Exercise objective: Give only one thing: the number of lines that include the word "others".

Data listing:
++++

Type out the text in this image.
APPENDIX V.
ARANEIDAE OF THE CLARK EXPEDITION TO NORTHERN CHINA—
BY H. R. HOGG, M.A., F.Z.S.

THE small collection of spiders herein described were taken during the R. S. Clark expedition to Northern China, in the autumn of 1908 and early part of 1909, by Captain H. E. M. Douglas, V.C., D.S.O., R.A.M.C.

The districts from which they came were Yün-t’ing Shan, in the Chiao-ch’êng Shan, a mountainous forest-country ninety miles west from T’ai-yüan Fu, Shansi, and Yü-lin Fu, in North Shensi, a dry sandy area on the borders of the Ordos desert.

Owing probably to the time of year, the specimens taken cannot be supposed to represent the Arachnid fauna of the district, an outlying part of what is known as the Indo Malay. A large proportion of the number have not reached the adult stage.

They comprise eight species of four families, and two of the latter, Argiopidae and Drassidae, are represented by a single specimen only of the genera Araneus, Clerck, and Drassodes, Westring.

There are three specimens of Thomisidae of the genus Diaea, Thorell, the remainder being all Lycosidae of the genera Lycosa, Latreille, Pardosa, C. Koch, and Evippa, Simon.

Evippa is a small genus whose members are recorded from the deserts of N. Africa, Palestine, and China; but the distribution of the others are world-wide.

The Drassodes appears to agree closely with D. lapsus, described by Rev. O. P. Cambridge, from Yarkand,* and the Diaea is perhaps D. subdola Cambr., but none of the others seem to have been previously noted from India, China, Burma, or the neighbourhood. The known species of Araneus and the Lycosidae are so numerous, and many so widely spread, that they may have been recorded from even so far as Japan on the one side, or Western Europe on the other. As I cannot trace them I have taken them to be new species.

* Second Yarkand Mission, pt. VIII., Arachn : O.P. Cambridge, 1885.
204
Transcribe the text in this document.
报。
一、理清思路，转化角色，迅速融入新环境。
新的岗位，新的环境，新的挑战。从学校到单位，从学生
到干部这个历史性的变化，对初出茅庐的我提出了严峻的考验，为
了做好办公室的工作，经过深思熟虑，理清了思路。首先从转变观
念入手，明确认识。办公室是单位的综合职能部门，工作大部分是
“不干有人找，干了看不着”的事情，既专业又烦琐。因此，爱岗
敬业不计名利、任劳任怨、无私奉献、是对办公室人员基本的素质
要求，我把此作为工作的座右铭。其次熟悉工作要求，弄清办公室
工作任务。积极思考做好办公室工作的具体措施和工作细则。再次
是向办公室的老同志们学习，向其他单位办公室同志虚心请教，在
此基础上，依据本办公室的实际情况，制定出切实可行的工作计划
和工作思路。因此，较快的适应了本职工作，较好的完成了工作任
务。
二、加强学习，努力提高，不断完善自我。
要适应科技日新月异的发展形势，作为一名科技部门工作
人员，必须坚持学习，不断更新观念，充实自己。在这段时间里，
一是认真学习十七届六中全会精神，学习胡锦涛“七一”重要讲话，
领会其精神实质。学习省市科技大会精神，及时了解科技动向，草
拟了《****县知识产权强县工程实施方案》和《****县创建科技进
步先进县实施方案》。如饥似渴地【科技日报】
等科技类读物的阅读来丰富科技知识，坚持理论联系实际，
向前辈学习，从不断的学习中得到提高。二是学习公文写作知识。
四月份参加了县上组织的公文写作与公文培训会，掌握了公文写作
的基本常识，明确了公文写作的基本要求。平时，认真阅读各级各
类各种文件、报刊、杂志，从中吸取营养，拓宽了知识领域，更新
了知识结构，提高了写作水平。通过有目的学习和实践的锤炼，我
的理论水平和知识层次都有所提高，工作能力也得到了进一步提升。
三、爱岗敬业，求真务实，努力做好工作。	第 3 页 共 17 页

++++

Result of the exercise: 2